→ Your goal:
Copy out each line featuring the string "capture" from the entries beneath.

Dataset records:
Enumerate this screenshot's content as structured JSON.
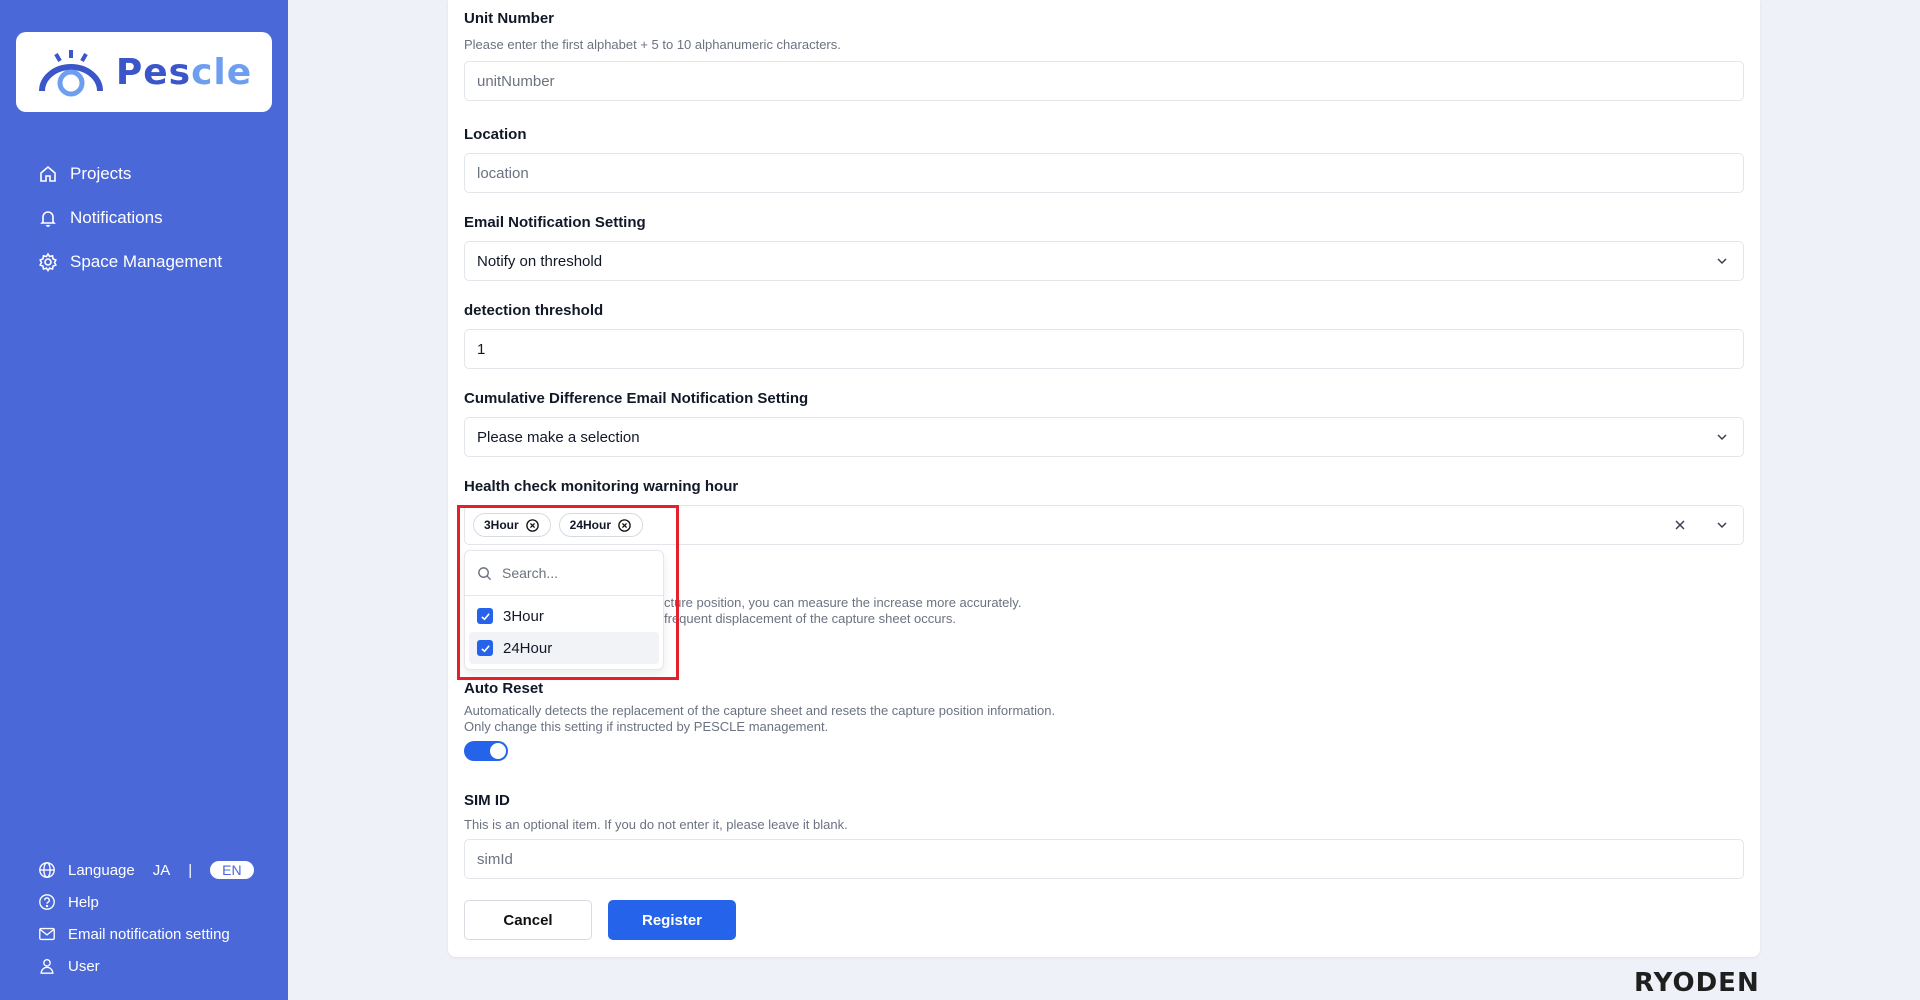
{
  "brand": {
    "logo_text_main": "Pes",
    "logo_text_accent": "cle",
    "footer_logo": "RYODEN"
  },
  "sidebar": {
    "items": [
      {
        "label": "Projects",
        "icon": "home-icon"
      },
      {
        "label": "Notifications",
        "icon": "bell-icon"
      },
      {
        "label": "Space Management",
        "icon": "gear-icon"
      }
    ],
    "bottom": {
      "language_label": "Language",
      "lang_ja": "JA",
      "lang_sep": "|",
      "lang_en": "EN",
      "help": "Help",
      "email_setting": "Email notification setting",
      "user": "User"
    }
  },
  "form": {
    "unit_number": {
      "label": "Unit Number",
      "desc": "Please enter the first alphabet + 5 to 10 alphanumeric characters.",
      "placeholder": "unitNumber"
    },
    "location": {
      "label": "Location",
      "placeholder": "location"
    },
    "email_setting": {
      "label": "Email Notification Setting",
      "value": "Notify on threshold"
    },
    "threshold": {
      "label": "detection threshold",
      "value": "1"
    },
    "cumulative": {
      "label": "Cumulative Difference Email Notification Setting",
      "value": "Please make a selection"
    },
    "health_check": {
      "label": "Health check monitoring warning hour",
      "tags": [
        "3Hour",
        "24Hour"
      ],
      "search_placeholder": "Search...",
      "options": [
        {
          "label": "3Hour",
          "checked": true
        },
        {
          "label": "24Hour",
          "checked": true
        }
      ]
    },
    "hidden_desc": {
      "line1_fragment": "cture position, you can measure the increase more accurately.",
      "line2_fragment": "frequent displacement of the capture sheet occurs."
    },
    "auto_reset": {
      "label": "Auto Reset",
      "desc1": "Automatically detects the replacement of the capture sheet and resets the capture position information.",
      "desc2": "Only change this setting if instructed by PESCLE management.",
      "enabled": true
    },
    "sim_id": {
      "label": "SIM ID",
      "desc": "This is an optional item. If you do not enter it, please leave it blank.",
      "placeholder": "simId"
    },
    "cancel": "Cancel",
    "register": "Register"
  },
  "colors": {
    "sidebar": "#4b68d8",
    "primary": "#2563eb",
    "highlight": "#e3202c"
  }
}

→ Correct result:
      "line2_fragment": "frequent displacement of the capture sheet occurs."
      "desc1": "Automatically detects the replacement of the capture sheet and resets the capture position information.",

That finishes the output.